=== Do this ===
Scan the listing that follows and report how many lines contain "disabled". Write the number alone.

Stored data
####

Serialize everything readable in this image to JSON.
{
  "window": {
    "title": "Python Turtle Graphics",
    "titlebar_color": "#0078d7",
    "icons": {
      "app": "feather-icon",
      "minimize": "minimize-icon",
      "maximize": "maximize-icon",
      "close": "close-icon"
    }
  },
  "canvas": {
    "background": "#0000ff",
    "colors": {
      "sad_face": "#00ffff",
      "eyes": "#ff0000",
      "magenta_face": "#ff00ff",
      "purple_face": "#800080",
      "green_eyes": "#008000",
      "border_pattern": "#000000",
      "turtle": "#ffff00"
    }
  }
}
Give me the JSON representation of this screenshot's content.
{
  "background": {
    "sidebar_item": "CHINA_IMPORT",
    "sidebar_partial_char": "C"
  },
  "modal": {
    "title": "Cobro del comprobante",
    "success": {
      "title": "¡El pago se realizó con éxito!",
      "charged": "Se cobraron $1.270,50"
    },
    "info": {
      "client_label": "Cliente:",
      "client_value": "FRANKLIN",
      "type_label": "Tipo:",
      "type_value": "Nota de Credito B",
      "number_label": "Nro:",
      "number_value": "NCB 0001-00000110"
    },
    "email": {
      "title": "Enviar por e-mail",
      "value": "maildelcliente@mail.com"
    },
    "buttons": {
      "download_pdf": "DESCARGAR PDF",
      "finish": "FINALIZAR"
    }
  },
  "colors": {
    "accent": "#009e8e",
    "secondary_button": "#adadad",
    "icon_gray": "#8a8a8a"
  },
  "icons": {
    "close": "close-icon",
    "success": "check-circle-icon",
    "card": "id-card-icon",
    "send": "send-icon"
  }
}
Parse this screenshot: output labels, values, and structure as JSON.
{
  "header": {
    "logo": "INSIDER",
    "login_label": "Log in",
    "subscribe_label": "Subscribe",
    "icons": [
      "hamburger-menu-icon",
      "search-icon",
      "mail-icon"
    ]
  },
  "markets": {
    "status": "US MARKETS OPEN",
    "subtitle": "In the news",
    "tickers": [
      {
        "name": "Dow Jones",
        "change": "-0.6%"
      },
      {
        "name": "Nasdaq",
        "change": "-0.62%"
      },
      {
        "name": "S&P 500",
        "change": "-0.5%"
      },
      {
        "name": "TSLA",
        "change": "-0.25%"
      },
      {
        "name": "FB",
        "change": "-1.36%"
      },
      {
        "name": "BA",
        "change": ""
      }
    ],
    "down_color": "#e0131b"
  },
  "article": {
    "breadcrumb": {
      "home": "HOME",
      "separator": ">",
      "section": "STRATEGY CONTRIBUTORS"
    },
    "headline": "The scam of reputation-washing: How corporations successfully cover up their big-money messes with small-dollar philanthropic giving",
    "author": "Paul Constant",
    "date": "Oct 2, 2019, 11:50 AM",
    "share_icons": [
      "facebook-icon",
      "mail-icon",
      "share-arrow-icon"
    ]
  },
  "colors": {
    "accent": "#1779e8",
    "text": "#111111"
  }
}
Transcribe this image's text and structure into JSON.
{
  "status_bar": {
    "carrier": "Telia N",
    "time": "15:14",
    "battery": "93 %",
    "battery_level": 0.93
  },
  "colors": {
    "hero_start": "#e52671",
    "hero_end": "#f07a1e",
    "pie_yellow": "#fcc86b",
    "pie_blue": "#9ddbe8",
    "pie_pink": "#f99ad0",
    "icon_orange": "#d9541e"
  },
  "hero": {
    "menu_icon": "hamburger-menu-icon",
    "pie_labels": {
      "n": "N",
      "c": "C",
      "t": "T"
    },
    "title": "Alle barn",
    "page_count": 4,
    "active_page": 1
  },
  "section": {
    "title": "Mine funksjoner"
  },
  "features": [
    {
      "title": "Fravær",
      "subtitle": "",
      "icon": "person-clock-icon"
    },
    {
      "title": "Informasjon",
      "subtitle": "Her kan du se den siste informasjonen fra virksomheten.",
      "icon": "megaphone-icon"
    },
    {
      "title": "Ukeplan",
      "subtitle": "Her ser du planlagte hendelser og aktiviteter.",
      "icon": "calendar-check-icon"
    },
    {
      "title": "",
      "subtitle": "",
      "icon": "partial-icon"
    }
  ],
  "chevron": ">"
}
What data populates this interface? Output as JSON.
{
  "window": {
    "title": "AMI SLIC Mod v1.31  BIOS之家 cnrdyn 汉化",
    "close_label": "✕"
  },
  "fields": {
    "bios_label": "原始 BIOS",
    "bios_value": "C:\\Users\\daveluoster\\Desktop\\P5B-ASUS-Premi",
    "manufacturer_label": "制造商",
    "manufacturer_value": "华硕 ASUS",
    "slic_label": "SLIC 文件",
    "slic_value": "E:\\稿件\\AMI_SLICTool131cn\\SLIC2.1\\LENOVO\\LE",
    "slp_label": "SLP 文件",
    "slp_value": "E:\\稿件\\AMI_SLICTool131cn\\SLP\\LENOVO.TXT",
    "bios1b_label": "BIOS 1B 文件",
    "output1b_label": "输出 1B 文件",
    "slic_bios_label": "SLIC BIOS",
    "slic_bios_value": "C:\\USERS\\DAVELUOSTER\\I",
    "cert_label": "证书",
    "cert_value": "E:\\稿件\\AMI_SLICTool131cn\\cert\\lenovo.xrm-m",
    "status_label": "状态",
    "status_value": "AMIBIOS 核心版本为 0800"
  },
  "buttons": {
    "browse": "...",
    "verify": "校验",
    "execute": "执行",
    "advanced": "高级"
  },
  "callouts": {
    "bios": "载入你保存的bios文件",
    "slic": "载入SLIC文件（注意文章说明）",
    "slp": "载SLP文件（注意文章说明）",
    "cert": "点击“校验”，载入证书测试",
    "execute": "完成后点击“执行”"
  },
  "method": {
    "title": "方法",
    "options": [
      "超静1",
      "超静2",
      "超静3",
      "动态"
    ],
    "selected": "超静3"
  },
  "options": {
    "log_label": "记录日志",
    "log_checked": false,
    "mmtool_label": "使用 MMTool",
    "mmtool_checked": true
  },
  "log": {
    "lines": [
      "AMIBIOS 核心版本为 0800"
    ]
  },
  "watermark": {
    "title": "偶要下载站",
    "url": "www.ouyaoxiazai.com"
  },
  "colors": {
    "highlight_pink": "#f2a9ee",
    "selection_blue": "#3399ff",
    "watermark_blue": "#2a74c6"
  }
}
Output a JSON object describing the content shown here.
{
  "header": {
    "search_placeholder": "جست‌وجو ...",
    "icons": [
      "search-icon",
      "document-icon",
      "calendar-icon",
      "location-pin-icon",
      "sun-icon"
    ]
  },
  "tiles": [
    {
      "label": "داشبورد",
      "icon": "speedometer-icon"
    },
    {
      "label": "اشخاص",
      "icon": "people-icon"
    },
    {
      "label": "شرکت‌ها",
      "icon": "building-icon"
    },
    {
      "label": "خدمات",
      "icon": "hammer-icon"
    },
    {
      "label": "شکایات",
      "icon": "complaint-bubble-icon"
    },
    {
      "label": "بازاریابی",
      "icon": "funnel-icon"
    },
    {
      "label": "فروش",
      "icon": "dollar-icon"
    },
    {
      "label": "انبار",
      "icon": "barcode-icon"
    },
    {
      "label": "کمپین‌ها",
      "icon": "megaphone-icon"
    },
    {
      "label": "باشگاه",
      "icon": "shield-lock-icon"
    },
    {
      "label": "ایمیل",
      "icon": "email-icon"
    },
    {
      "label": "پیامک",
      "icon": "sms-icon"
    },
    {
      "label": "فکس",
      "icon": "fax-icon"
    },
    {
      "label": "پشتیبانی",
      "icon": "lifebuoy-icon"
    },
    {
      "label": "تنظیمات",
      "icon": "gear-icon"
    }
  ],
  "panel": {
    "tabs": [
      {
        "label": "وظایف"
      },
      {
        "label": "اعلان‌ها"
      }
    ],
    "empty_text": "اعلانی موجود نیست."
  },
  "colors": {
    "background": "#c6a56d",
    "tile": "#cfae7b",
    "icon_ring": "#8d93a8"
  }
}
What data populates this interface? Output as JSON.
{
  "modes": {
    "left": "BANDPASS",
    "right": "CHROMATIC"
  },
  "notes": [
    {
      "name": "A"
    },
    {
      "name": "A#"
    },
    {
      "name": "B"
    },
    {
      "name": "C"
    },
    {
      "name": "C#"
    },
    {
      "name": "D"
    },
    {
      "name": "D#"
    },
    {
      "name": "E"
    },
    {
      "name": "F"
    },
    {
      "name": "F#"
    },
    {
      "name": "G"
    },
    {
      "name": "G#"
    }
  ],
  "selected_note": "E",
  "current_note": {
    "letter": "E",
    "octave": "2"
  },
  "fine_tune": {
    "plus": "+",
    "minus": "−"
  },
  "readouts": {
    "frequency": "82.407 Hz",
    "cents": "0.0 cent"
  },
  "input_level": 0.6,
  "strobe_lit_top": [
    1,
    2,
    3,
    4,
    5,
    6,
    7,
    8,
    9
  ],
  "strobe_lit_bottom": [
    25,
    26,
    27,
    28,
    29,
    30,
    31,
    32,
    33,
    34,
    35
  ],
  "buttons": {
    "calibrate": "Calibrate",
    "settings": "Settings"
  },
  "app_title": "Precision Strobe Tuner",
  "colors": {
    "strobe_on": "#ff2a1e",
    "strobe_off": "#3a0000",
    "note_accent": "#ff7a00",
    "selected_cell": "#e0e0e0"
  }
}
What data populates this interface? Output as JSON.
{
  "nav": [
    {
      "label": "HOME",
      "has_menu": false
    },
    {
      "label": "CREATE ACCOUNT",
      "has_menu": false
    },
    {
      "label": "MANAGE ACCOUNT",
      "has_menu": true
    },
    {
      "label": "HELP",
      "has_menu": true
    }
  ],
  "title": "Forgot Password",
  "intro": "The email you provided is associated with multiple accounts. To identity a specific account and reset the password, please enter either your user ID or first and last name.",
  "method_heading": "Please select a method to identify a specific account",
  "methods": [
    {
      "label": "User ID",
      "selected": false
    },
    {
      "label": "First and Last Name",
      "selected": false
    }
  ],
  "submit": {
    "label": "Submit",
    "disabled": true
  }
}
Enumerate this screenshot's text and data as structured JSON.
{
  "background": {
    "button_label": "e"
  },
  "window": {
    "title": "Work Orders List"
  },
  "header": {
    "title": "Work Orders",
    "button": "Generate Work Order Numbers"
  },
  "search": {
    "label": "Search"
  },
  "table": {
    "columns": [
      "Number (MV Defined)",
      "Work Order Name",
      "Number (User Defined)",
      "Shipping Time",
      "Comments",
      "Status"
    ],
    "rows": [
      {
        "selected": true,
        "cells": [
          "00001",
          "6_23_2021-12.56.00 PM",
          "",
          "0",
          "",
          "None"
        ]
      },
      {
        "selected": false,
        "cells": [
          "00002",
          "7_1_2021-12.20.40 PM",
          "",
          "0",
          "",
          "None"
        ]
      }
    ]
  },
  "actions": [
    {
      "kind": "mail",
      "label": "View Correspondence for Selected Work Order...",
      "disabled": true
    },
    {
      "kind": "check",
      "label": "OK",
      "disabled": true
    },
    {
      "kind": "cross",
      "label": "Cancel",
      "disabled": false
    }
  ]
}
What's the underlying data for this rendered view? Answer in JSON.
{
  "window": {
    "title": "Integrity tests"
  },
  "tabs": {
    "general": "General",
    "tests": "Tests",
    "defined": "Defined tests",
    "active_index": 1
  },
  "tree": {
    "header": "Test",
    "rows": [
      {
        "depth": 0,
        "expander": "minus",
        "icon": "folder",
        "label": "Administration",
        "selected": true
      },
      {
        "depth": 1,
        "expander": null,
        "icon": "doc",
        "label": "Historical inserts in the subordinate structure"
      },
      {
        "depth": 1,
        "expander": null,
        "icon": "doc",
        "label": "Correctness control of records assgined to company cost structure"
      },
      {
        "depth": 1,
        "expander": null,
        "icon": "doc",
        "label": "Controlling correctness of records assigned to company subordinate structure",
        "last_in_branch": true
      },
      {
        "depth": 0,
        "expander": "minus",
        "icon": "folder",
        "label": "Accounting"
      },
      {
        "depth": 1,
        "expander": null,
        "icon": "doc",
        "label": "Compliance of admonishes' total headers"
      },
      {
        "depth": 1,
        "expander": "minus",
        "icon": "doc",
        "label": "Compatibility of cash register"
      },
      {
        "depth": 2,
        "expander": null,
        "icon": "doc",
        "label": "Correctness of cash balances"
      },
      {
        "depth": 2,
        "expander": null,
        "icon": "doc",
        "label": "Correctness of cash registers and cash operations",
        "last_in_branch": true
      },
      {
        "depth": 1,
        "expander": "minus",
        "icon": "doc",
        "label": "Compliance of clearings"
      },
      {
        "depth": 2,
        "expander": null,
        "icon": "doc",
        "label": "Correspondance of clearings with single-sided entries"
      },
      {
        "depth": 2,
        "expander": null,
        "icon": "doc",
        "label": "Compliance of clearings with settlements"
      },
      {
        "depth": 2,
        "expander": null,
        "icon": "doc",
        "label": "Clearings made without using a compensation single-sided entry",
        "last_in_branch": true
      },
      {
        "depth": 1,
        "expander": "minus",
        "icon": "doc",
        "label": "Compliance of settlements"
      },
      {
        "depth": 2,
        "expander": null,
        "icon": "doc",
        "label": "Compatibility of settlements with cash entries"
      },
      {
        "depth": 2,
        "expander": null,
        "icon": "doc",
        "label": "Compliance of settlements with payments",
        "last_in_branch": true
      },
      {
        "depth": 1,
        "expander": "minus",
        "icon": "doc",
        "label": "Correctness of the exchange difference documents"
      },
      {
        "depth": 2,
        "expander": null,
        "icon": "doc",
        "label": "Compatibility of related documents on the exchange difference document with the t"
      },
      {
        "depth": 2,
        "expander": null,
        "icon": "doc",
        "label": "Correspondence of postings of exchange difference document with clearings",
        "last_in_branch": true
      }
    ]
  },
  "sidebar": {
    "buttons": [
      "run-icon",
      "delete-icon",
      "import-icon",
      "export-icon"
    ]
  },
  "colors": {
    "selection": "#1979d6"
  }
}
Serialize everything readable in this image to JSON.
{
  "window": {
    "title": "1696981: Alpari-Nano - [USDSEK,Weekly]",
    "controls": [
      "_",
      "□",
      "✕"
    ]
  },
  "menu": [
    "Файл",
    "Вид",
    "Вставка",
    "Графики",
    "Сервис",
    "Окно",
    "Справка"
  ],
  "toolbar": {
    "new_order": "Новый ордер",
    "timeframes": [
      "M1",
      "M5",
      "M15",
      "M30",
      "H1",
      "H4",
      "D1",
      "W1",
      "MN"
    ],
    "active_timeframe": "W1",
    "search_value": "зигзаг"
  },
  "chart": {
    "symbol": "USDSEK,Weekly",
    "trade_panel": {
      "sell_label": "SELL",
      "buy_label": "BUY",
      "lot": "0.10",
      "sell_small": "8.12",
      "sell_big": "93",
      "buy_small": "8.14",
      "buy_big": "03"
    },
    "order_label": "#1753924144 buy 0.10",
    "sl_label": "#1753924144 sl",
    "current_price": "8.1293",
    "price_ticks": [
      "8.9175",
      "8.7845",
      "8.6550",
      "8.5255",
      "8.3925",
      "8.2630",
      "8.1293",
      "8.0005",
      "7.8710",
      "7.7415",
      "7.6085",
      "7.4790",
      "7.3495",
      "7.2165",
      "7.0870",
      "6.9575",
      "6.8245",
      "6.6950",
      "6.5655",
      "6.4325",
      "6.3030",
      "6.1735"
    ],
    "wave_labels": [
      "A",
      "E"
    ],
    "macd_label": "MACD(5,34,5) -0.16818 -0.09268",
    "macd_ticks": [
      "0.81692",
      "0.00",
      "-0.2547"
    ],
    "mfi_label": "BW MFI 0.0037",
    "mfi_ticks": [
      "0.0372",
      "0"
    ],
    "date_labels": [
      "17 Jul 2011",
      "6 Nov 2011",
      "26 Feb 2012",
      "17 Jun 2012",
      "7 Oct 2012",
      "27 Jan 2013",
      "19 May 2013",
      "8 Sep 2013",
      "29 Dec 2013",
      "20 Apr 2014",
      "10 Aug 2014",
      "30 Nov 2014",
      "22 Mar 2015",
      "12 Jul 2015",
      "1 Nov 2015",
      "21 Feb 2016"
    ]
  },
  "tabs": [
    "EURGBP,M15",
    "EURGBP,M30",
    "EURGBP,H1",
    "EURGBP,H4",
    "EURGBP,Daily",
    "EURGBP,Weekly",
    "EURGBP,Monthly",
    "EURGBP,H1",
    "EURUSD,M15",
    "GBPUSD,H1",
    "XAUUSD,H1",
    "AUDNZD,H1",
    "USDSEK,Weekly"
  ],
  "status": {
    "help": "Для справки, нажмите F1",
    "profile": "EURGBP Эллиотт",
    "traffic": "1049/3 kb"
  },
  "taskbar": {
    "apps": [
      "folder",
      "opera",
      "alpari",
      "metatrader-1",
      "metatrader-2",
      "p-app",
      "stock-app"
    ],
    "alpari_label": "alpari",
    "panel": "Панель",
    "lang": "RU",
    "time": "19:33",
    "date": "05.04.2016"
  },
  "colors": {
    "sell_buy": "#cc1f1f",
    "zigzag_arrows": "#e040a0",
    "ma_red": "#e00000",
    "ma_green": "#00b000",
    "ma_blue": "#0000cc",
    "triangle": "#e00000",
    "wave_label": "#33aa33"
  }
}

####

=== Solution to this task ===
4